> [STATED EXERCISE]: Reproduce the records below in their entirety, character for character.

> [RAW DATA]:
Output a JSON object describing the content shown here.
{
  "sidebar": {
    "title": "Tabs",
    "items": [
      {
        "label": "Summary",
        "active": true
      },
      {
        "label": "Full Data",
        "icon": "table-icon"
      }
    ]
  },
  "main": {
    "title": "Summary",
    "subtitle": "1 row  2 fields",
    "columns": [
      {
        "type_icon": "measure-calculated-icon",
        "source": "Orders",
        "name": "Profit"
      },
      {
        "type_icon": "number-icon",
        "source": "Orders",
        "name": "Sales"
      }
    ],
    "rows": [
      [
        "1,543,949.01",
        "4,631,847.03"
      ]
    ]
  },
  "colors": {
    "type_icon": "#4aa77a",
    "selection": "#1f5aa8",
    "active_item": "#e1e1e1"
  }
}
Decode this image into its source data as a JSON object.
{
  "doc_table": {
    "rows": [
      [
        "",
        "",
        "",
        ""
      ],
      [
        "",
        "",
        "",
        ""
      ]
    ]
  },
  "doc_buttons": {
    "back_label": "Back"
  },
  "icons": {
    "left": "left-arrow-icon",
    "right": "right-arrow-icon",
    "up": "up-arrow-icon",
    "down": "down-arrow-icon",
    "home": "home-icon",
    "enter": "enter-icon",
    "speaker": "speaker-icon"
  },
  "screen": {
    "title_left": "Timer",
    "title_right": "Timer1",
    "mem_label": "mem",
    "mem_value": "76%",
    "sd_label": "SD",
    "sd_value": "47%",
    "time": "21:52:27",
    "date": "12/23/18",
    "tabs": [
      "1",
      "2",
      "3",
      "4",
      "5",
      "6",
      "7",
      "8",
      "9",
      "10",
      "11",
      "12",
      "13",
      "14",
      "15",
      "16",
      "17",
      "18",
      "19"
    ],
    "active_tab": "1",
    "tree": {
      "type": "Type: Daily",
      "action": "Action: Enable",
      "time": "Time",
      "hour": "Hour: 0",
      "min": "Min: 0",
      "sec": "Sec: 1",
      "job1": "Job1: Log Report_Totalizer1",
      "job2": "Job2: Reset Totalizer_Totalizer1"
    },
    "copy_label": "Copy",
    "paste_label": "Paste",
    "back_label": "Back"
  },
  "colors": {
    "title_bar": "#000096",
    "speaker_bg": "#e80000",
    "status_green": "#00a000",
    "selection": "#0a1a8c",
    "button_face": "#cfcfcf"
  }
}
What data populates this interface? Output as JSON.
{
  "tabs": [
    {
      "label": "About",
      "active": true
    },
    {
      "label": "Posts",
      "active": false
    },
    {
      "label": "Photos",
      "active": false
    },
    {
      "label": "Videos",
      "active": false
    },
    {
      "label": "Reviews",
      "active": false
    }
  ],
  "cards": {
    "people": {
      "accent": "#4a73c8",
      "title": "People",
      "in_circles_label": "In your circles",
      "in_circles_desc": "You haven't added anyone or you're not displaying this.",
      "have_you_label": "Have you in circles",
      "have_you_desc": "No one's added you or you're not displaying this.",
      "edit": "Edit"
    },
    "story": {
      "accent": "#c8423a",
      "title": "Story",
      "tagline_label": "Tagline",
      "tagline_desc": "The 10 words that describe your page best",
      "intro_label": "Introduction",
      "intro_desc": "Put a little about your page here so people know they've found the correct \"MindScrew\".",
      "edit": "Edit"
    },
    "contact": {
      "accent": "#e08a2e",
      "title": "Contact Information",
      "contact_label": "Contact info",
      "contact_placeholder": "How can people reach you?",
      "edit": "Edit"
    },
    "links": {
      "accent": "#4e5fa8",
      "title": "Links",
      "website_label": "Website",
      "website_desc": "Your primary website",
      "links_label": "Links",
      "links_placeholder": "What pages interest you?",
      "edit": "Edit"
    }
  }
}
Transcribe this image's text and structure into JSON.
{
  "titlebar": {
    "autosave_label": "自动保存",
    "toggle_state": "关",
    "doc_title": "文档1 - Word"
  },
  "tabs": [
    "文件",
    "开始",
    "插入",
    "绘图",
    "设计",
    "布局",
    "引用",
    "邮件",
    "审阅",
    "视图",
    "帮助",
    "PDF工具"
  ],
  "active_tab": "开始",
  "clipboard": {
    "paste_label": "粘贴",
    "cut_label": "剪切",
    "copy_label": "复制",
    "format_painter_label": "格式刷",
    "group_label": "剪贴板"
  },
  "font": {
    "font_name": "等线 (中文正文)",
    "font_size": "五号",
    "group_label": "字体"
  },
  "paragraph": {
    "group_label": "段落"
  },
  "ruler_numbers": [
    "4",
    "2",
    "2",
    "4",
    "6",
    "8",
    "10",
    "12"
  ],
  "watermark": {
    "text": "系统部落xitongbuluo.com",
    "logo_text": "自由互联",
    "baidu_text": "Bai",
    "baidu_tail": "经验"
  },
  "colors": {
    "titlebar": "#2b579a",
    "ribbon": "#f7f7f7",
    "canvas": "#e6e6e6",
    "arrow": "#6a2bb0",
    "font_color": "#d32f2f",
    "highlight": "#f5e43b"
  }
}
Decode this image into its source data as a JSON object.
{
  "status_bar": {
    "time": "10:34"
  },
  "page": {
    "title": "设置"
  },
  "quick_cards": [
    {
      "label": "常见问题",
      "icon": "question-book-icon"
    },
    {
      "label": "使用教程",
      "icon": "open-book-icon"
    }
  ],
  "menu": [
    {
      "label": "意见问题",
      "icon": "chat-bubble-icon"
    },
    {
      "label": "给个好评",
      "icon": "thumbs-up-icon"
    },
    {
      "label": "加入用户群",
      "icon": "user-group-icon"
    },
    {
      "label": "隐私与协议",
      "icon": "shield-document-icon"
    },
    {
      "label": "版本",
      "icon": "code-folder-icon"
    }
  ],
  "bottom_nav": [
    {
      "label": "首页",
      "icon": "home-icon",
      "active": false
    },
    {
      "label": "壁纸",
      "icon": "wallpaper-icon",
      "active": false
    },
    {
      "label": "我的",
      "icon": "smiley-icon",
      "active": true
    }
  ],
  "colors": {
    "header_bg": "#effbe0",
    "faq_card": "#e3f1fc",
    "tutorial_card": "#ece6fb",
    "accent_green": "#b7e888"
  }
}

> [TASK ANSWER]:
Output a JSON object describing the content shown here.
{
  "sidebar": {
    "title": "Tabs",
    "items": [
      {
        "label": "Summary",
        "active": true
      },
      {
        "label": "Full Data",
        "icon": "table-icon"
      }
    ]
  },
  "main": {
    "title": "Summary",
    "subtitle": "1 row  2 fields",
    "columns": [
      {
        "type_icon": "measure-calculated-icon",
        "source": "Orders",
        "name": "Profit"
      },
      {
        "type_icon": "number-icon",
        "source": "Orders",
        "name": "Sales"
      }
    ],
    "rows": [
      [
        "1,543,949.01",
        "4,631,847.03"
      ]
    ]
  },
  "colors": {
    "type_icon": "#4aa77a",
    "selection": "#1f5aa8",
    "active_item": "#e1e1e1"
  }
}
Decode this image into its source data as a JSON object.
{
  "doc_table": {
    "rows": [
      [
        "",
        "",
        "",
        ""
      ],
      [
        "",
        "",
        "",
        ""
      ]
    ]
  },
  "doc_buttons": {
    "back_label": "Back"
  },
  "icons": {
    "left": "left-arrow-icon",
    "right": "right-arrow-icon",
    "up": "up-arrow-icon",
    "down": "down-arrow-icon",
    "home": "home-icon",
    "enter": "enter-icon",
    "speaker": "speaker-icon"
  },
  "screen": {
    "title_left": "Timer",
    "title_right": "Timer1",
    "mem_label": "mem",
    "mem_value": "76%",
    "sd_label": "SD",
    "sd_value": "47%",
    "time": "21:52:27",
    "date": "12/23/18",
    "tabs": [
      "1",
      "2",
      "3",
      "4",
      "5",
      "6",
      "7",
      "8",
      "9",
      "10",
      "11",
      "12",
      "13",
      "14",
      "15",
      "16",
      "17",
      "18",
      "19"
    ],
    "active_tab": "1",
    "tree": {
      "type": "Type: Daily",
      "action": "Action: Enable",
      "time": "Time",
      "hour": "Hour: 0",
      "min": "Min: 0",
      "sec": "Sec: 1",
      "job1": "Job1: Log Report_Totalizer1",
      "job2": "Job2: Reset Totalizer_Totalizer1"
    },
    "copy_label": "Copy",
    "paste_label": "Paste",
    "back_label": "Back"
  },
  "colors": {
    "title_bar": "#000096",
    "speaker_bg": "#e80000",
    "status_green": "#00a000",
    "selection": "#0a1a8c",
    "button_face": "#cfcfcf"
  }
}
What data populates this interface? Output as JSON.
{
  "tabs": [
    {
      "label": "About",
      "active": true
    },
    {
      "label": "Posts",
      "active": false
    },
    {
      "label": "Photos",
      "active": false
    },
    {
      "label": "Videos",
      "active": false
    },
    {
      "label": "Reviews",
      "active": false
    }
  ],
  "cards": {
    "people": {
      "accent": "#4a73c8",
      "title": "People",
      "in_circles_label": "In your circles",
      "in_circles_desc": "You haven't added anyone or you're not displaying this.",
      "have_you_label": "Have you in circles",
      "have_you_desc": "No one's added you or you're not displaying this.",
      "edit": "Edit"
    },
    "story": {
      "accent": "#c8423a",
      "title": "Story",
      "tagline_label": "Tagline",
      "tagline_desc": "The 10 words that describe your page best",
      "intro_label": "Introduction",
      "intro_desc": "Put a little about your page here so people know they've found the correct \"MindScrew\".",
      "edit": "Edit"
    },
    "contact": {
      "accent": "#e08a2e",
      "title": "Contact Information",
      "contact_label": "Contact info",
      "contact_placeholder": "How can people reach you?",
      "edit": "Edit"
    },
    "links": {
      "accent": "#4e5fa8",
      "title": "Links",
      "website_label": "Website",
      "website_desc": "Your primary website",
      "links_label": "Links",
      "links_placeholder": "What pages interest you?",
      "edit": "Edit"
    }
  }
}
Transcribe this image's text and structure into JSON.
{
  "titlebar": {
    "autosave_label": "自动保存",
    "toggle_state": "关",
    "doc_title": "文档1 - Word"
  },
  "tabs": [
    "文件",
    "开始",
    "插入",
    "绘图",
    "设计",
    "布局",
    "引用",
    "邮件",
    "审阅",
    "视图",
    "帮助",
    "PDF工具"
  ],
  "active_tab": "开始",
  "clipboard": {
    "paste_label": "粘贴",
    "cut_label": "剪切",
    "copy_label": "复制",
    "format_painter_label": "格式刷",
    "group_label": "剪贴板"
  },
  "font": {
    "font_name": "等线 (中文正文)",
    "font_size": "五号",
    "group_label": "字体"
  },
  "paragraph": {
    "group_label": "段落"
  },
  "ruler_numbers": [
    "4",
    "2",
    "2",
    "4",
    "6",
    "8",
    "10",
    "12"
  ],
  "watermark": {
    "text": "系统部落xitongbuluo.com",
    "logo_text": "自由互联",
    "baidu_text": "Bai",
    "baidu_tail": "经验"
  },
  "colors": {
    "titlebar": "#2b579a",
    "ribbon": "#f7f7f7",
    "canvas": "#e6e6e6",
    "arrow": "#6a2bb0",
    "font_color": "#d32f2f",
    "highlight": "#f5e43b"
  }
}
Decode this image into its source data as a JSON object.
{
  "status_bar": {
    "time": "10:34"
  },
  "page": {
    "title": "设置"
  },
  "quick_cards": [
    {
      "label": "常见问题",
      "icon": "question-book-icon"
    },
    {
      "label": "使用教程",
      "icon": "open-book-icon"
    }
  ],
  "menu": [
    {
      "label": "意见问题",
      "icon": "chat-bubble-icon"
    },
    {
      "label": "给个好评",
      "icon": "thumbs-up-icon"
    },
    {
      "label": "加入用户群",
      "icon": "user-group-icon"
    },
    {
      "label": "隐私与协议",
      "icon": "shield-document-icon"
    },
    {
      "label": "版本",
      "icon": "code-folder-icon"
    }
  ],
  "bottom_nav": [
    {
      "label": "首页",
      "icon": "home-icon",
      "active": false
    },
    {
      "label": "壁纸",
      "icon": "wallpaper-icon",
      "active": false
    },
    {
      "label": "我的",
      "icon": "smiley-icon",
      "active": true
    }
  ],
  "colors": {
    "header_bg": "#effbe0",
    "faq_card": "#e3f1fc",
    "tutorial_card": "#ece6fb",
    "accent_green": "#b7e888"
  }
}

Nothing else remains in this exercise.